*Task requirements*:
Reproduce each of the lines word for word.

*Materials provided*:
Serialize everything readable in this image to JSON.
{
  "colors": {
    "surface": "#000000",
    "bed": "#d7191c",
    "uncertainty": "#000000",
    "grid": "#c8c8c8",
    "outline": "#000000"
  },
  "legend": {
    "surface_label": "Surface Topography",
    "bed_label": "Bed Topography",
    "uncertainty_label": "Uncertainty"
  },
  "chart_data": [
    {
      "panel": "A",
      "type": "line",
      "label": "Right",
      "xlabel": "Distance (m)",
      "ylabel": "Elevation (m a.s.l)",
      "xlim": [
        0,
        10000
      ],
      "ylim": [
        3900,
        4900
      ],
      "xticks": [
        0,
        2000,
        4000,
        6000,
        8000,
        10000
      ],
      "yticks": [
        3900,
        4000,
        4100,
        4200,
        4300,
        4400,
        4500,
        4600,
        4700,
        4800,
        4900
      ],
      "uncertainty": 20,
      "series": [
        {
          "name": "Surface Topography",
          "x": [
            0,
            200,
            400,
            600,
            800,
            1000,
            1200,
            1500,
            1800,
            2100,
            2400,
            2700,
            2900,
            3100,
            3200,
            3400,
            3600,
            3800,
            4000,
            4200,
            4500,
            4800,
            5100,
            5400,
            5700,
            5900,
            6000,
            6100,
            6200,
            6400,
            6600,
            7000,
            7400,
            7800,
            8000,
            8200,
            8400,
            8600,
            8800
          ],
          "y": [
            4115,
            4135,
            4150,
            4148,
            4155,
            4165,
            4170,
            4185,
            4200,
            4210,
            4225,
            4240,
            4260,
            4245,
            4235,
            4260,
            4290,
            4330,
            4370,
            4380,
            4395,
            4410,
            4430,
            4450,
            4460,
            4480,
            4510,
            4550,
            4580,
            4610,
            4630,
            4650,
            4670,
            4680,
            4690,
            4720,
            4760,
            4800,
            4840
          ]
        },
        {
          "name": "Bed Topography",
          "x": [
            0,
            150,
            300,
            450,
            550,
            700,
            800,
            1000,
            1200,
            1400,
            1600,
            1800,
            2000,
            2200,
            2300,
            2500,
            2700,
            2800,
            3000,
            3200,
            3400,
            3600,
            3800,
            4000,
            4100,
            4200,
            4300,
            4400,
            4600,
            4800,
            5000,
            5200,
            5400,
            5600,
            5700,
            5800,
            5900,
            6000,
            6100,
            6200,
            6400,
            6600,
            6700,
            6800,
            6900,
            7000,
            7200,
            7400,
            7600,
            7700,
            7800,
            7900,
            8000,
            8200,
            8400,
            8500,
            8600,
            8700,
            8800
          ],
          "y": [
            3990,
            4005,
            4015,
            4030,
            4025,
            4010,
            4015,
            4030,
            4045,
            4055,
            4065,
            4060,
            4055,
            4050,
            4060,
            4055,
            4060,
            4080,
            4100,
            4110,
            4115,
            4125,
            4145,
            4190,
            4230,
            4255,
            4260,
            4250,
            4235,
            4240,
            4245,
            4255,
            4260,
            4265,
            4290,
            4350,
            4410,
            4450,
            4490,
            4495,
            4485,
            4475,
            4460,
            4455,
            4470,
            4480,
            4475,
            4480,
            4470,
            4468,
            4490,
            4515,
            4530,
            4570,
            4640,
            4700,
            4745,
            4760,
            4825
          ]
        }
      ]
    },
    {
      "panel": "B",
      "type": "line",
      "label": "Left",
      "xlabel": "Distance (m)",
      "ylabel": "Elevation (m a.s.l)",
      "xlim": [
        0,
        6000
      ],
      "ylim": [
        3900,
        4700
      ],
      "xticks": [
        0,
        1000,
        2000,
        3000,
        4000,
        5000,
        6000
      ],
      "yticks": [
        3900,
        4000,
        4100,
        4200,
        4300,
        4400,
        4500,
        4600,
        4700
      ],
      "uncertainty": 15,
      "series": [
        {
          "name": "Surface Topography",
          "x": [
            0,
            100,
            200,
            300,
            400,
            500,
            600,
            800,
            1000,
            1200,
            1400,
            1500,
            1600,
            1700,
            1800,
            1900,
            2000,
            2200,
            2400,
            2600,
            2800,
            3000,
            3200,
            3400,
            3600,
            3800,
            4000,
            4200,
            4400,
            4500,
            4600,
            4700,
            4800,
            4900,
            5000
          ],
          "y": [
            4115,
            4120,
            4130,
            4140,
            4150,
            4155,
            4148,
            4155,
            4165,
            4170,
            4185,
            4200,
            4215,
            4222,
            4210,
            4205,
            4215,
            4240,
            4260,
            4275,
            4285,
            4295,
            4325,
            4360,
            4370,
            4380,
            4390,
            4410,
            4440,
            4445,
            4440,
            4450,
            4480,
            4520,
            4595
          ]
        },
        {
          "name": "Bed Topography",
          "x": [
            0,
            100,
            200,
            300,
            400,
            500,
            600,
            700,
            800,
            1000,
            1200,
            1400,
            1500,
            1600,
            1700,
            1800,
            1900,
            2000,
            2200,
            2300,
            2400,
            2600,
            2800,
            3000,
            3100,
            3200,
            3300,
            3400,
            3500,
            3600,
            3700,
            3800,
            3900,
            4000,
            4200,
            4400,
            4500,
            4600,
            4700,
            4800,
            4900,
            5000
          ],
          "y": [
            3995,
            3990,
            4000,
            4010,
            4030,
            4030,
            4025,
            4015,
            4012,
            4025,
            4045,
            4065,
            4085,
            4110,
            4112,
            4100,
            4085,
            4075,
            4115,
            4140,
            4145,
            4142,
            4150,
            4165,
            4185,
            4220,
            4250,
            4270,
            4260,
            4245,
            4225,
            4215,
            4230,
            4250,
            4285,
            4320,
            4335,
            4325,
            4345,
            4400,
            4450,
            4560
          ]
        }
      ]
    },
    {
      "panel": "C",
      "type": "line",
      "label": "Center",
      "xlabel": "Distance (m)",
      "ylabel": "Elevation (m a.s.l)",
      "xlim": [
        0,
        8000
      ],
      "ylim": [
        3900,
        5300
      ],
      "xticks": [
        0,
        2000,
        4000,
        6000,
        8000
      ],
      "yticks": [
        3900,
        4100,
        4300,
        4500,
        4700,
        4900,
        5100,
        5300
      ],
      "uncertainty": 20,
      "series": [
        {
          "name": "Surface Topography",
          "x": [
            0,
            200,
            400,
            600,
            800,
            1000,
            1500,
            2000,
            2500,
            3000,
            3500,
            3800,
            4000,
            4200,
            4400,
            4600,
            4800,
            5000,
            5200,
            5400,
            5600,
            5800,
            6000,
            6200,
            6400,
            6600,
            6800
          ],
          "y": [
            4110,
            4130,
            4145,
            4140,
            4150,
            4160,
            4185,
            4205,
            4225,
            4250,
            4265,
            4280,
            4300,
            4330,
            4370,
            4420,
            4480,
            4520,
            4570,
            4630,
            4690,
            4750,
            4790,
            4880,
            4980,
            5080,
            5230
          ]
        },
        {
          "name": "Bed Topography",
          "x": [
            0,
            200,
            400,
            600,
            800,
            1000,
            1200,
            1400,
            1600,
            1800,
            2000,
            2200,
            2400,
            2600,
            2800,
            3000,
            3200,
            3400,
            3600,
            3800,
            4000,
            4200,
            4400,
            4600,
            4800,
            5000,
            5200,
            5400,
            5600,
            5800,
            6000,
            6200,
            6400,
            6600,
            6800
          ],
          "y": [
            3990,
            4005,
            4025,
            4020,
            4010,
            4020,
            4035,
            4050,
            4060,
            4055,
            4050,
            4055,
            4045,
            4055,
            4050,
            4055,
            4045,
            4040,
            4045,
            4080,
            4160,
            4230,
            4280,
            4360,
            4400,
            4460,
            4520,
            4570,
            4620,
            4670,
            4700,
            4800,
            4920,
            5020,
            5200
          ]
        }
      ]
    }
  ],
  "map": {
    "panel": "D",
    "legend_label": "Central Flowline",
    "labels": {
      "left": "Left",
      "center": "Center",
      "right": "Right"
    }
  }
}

*Answer to this task*:
Serialize everything readable in this image to JSON.
{
  "colors": {
    "surface": "#000000",
    "bed": "#d7191c",
    "uncertainty": "#000000",
    "grid": "#c8c8c8",
    "outline": "#000000"
  },
  "legend": {
    "surface_label": "Surface Topography",
    "bed_label": "Bed Topography",
    "uncertainty_label": "Uncertainty"
  },
  "chart_data": [
    {
      "panel": "A",
      "type": "line",
      "label": "Right",
      "xlabel": "Distance (m)",
      "ylabel": "Elevation (m a.s.l)",
      "xlim": [
        0,
        10000
      ],
      "ylim": [
        3900,
        4900
      ],
      "xticks": [
        0,
        2000,
        4000,
        6000,
        8000,
        10000
      ],
      "yticks": [
        3900,
        4000,
        4100,
        4200,
        4300,
        4400,
        4500,
        4600,
        4700,
        4800,
        4900
      ],
      "uncertainty": 20,
      "series": [
        {
          "name": "Surface Topography",
          "x": [
            0,
            200,
            400,
            600,
            800,
            1000,
            1200,
            1500,
            1800,
            2100,
            2400,
            2700,
            2900,
            3100,
            3200,
            3400,
            3600,
            3800,
            4000,
            4200,
            4500,
            4800,
            5100,
            5400,
            5700,
            5900,
            6000,
            6100,
            6200,
            6400,
            6600,
            7000,
            7400,
            7800,
            8000,
            8200,
            8400,
            8600,
            8800
          ],
          "y": [
            4115,
            4135,
            4150,
            4148,
            4155,
            4165,
            4170,
            4185,
            4200,
            4210,
            4225,
            4240,
            4260,
            4245,
            4235,
            4260,
            4290,
            4330,
            4370,
            4380,
            4395,
            4410,
            4430,
            4450,
            4460,
            4480,
            4510,
            4550,
            4580,
            4610,
            4630,
            4650,
            4670,
            4680,
            4690,
            4720,
            4760,
            4800,
            4840
          ]
        },
        {
          "name": "Bed Topography",
          "x": [
            0,
            150,
            300,
            450,
            550,
            700,
            800,
            1000,
            1200,
            1400,
            1600,
            1800,
            2000,
            2200,
            2300,
            2500,
            2700,
            2800,
            3000,
            3200,
            3400,
            3600,
            3800,
            4000,
            4100,
            4200,
            4300,
            4400,
            4600,
            4800,
            5000,
            5200,
            5400,
            5600,
            5700,
            5800,
            5900,
            6000,
            6100,
            6200,
            6400,
            6600,
            6700,
            6800,
            6900,
            7000,
            7200,
            7400,
            7600,
            7700,
            7800,
            7900,
            8000,
            8200,
            8400,
            8500,
            8600,
            8700,
            8800
          ],
          "y": [
            3990,
            4005,
            4015,
            4030,
            4025,
            4010,
            4015,
            4030,
            4045,
            4055,
            4065,
            4060,
            4055,
            4050,
            4060,
            4055,
            4060,
            4080,
            4100,
            4110,
            4115,
            4125,
            4145,
            4190,
            4230,
            4255,
            4260,
            4250,
            4235,
            4240,
            4245,
            4255,
            4260,
            4265,
            4290,
            4350,
            4410,
            4450,
            4490,
            4495,
            4485,
            4475,
            4460,
            4455,
            4470,
            4480,
            4475,
            4480,
            4470,
            4468,
            4490,
            4515,
            4530,
            4570,
            4640,
            4700,
            4745,
            4760,
            4825
          ]
        }
      ]
    },
    {
      "panel": "B",
      "type": "line",
      "label": "Left",
      "xlabel": "Distance (m)",
      "ylabel": "Elevation (m a.s.l)",
      "xlim": [
        0,
        6000
      ],
      "ylim": [
        3900,
        4700
      ],
      "xticks": [
        0,
        1000,
        2000,
        3000,
        4000,
        5000,
        6000
      ],
      "yticks": [
        3900,
        4000,
        4100,
        4200,
        4300,
        4400,
        4500,
        4600,
        4700
      ],
      "uncertainty": 15,
      "series": [
        {
          "name": "Surface Topography",
          "x": [
            0,
            100,
            200,
            300,
            400,
            500,
            600,
            800,
            1000,
            1200,
            1400,
            1500,
            1600,
            1700,
            1800,
            1900,
            2000,
            2200,
            2400,
            2600,
            2800,
            3000,
            3200,
            3400,
            3600,
            3800,
            4000,
            4200,
            4400,
            4500,
            4600,
            4700,
            4800,
            4900,
            5000
          ],
          "y": [
            4115,
            4120,
            4130,
            4140,
            4150,
            4155,
            4148,
            4155,
            4165,
            4170,
            4185,
            4200,
            4215,
            4222,
            4210,
            4205,
            4215,
            4240,
            4260,
            4275,
            4285,
            4295,
            4325,
            4360,
            4370,
            4380,
            4390,
            4410,
            4440,
            4445,
            4440,
            4450,
            4480,
            4520,
            4595
          ]
        },
        {
          "name": "Bed Topography",
          "x": [
            0,
            100,
            200,
            300,
            400,
            500,
            600,
            700,
            800,
            1000,
            1200,
            1400,
            1500,
            1600,
            1700,
            1800,
            1900,
            2000,
            2200,
            2300,
            2400,
            2600,
            2800,
            3000,
            3100,
            3200,
            3300,
            3400,
            3500,
            3600,
            3700,
            3800,
            3900,
            4000,
            4200,
            4400,
            4500,
            4600,
            4700,
            4800,
            4900,
            5000
          ],
          "y": [
            3995,
            3990,
            4000,
            4010,
            4030,
            4030,
            4025,
            4015,
            4012,
            4025,
            4045,
            4065,
            4085,
            4110,
            4112,
            4100,
            4085,
            4075,
            4115,
            4140,
            4145,
            4142,
            4150,
            4165,
            4185,
            4220,
            4250,
            4270,
            4260,
            4245,
            4225,
            4215,
            4230,
            4250,
            4285,
            4320,
            4335,
            4325,
            4345,
            4400,
            4450,
            4560
          ]
        }
      ]
    },
    {
      "panel": "C",
      "type": "line",
      "label": "Center",
      "xlabel": "Distance (m)",
      "ylabel": "Elevation (m a.s.l)",
      "xlim": [
        0,
        8000
      ],
      "ylim": [
        3900,
        5300
      ],
      "xticks": [
        0,
        2000,
        4000,
        6000,
        8000
      ],
      "yticks": [
        3900,
        4100,
        4300,
        4500,
        4700,
        4900,
        5100,
        5300
      ],
      "uncertainty": 20,
      "series": [
        {
          "name": "Surface Topography",
          "x": [
            0,
            200,
            400,
            600,
            800,
            1000,
            1500,
            2000,
            2500,
            3000,
            3500,
            3800,
            4000,
            4200,
            4400,
            4600,
            4800,
            5000,
            5200,
            5400,
            5600,
            5800,
            6000,
            6200,
            6400,
            6600,
            6800
          ],
          "y": [
            4110,
            4130,
            4145,
            4140,
            4150,
            4160,
            4185,
            4205,
            4225,
            4250,
            4265,
            4280,
            4300,
            4330,
            4370,
            4420,
            4480,
            4520,
            4570,
            4630,
            4690,
            4750,
            4790,
            4880,
            4980,
            5080,
            5230
          ]
        },
        {
          "name": "Bed Topography",
          "x": [
            0,
            200,
            400,
            600,
            800,
            1000,
            1200,
            1400,
            1600,
            1800,
            2000,
            2200,
            2400,
            2600,
            2800,
            3000,
            3200,
            3400,
            3600,
            3800,
            4000,
            4200,
            4400,
            4600,
            4800,
            5000,
            5200,
            5400,
            5600,
            5800,
            6000,
            6200,
            6400,
            6600,
            6800
          ],
          "y": [
            3990,
            4005,
            4025,
            4020,
            4010,
            4020,
            4035,
            4050,
            4060,
            4055,
            4050,
            4055,
            4045,
            4055,
            4050,
            4055,
            4045,
            4040,
            4045,
            4080,
            4160,
            4230,
            4280,
            4360,
            4400,
            4460,
            4520,
            4570,
            4620,
            4670,
            4700,
            4800,
            4920,
            5020,
            5200
          ]
        }
      ]
    }
  ],
  "map": {
    "panel": "D",
    "legend_label": "Central Flowline",
    "labels": {
      "left": "Left",
      "center": "Center",
      "right": "Right"
    }
  }
}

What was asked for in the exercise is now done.